Collection entries
● ● ●

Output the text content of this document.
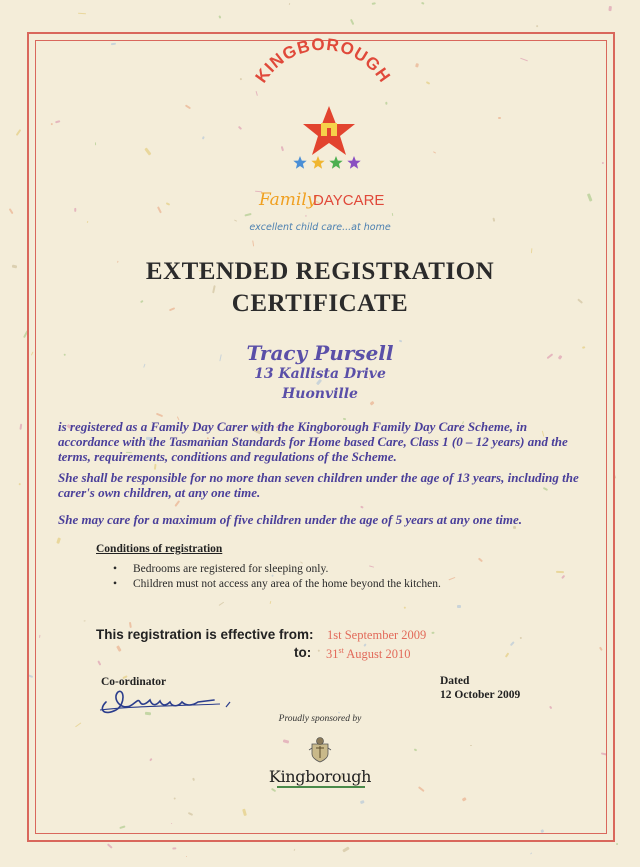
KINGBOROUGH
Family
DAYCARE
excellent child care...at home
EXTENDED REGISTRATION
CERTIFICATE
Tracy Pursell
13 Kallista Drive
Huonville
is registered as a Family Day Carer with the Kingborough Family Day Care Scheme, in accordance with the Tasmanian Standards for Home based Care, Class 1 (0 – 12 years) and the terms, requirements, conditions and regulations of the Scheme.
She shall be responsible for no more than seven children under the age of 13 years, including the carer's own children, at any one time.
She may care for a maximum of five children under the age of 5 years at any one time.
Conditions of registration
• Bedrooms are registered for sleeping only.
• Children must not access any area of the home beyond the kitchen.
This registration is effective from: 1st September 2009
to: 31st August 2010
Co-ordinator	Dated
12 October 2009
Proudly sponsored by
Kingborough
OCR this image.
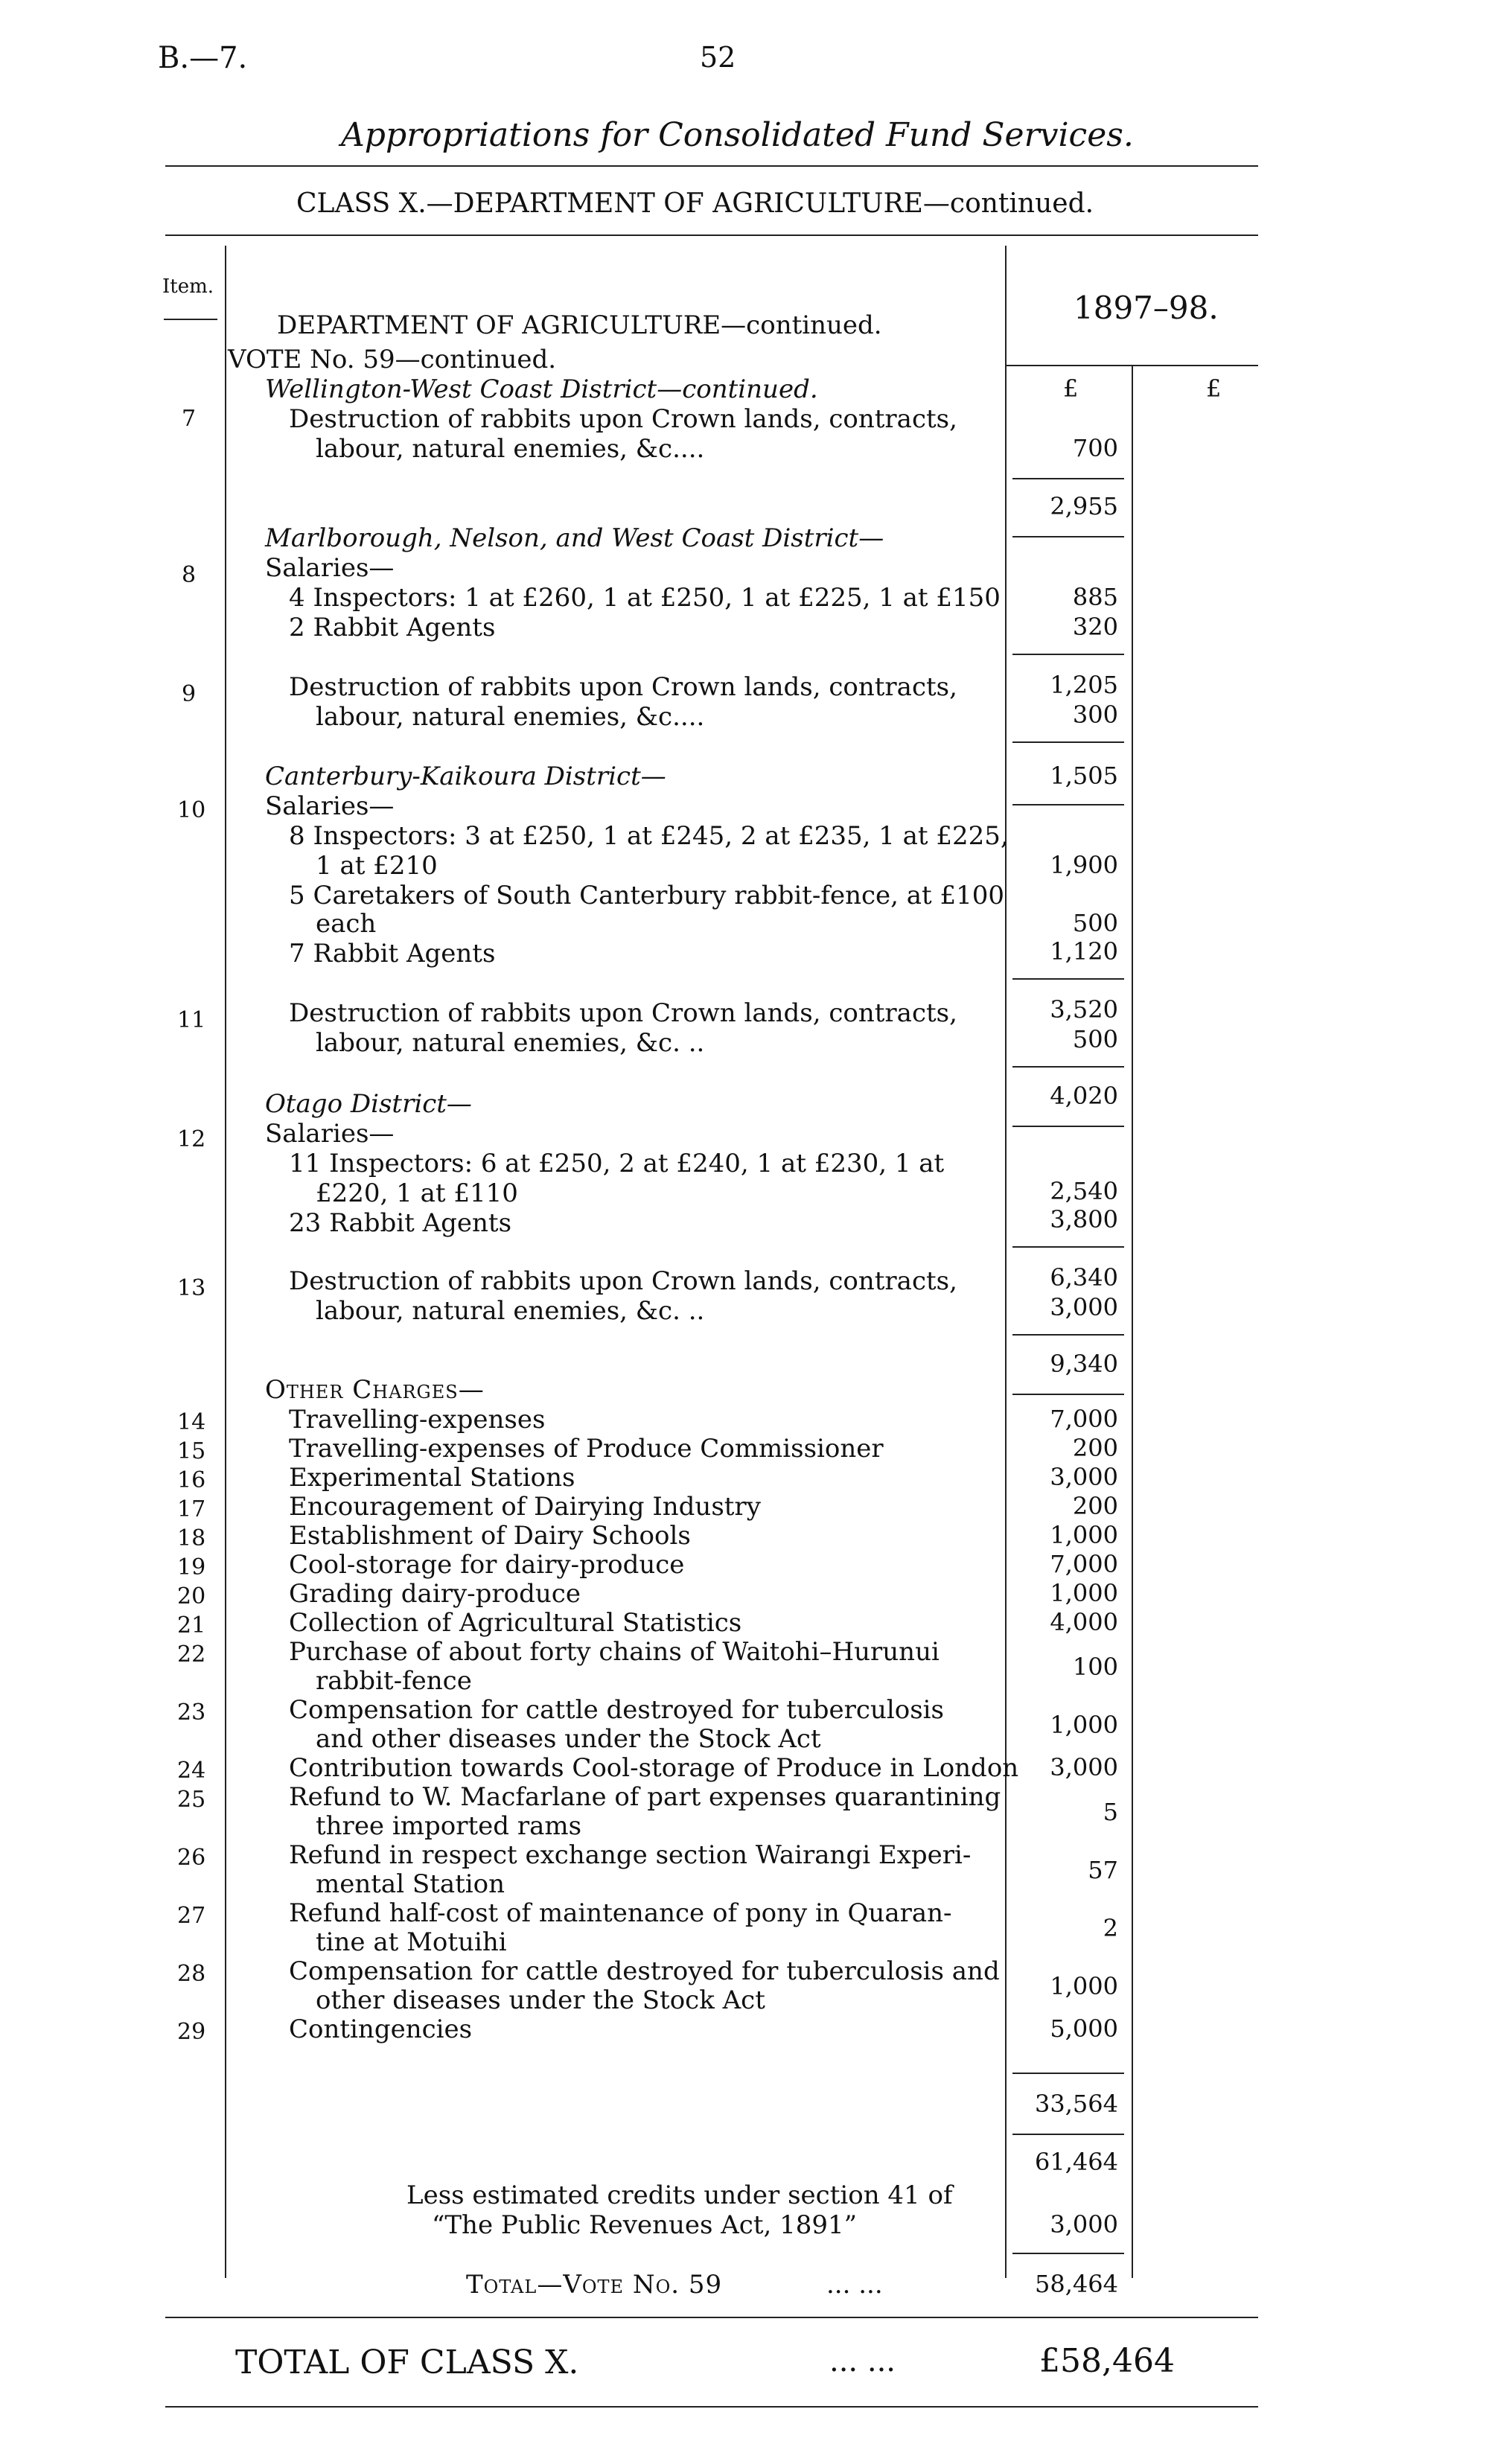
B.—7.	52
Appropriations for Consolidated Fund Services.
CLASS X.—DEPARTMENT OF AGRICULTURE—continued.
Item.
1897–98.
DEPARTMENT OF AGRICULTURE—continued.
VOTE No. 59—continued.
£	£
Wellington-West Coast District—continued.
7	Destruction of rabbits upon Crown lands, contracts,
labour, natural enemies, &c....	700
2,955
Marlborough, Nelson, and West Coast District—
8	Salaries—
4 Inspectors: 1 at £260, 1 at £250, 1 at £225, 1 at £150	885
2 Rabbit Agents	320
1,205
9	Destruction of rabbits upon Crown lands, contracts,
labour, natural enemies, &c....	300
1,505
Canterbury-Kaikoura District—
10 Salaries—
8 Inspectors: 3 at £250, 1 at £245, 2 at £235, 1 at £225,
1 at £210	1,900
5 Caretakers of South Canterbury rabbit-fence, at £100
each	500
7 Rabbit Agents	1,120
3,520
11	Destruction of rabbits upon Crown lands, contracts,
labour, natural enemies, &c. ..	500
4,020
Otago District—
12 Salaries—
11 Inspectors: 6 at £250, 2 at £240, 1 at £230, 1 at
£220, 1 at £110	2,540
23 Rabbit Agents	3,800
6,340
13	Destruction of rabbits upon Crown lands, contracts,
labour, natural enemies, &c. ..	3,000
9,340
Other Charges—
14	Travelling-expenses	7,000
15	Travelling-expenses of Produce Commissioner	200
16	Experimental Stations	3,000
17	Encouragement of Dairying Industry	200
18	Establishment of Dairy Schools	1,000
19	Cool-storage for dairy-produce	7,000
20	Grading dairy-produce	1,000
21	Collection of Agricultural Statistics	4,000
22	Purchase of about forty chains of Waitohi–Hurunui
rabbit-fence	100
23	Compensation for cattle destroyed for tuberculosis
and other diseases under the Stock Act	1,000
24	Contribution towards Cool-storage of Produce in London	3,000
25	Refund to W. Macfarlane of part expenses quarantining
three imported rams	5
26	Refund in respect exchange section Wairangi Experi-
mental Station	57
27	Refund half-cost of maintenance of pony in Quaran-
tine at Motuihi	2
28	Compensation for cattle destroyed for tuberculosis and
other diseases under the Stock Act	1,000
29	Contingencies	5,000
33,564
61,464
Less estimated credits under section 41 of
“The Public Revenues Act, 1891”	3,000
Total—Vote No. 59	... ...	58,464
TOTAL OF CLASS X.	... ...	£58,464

● ● ●

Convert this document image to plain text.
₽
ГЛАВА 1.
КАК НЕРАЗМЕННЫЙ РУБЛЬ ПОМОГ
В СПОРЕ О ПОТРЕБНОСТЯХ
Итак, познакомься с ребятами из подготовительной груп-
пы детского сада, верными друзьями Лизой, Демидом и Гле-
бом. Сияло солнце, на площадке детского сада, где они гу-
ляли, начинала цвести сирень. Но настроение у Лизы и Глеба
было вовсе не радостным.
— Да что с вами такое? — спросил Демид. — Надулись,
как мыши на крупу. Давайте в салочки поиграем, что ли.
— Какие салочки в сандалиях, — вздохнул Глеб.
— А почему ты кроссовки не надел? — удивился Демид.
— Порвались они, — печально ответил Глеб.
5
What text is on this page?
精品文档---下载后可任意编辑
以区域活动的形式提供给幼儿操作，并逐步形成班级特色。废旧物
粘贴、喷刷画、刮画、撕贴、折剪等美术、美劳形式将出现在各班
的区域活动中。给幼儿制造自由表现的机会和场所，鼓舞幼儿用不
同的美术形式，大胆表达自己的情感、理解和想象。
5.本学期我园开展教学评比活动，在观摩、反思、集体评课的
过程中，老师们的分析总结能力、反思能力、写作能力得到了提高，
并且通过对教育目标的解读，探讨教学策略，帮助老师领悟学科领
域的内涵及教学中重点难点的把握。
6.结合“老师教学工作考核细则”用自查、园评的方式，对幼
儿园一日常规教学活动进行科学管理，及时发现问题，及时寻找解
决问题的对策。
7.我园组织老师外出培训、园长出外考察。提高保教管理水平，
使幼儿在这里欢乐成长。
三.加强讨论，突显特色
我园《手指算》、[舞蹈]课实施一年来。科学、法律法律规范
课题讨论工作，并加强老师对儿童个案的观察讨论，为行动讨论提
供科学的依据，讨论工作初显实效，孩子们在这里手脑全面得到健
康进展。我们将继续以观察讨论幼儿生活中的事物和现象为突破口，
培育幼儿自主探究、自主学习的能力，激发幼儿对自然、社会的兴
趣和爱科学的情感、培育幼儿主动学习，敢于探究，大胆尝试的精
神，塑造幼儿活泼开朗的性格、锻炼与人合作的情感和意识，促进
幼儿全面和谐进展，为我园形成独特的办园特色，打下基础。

● ● ●

What to work on →
Find each line holding "Coast". Copy it out.

Completed task →
Wellington-West Coast District—continued.
Marlborough, Nelson, and West Coast District—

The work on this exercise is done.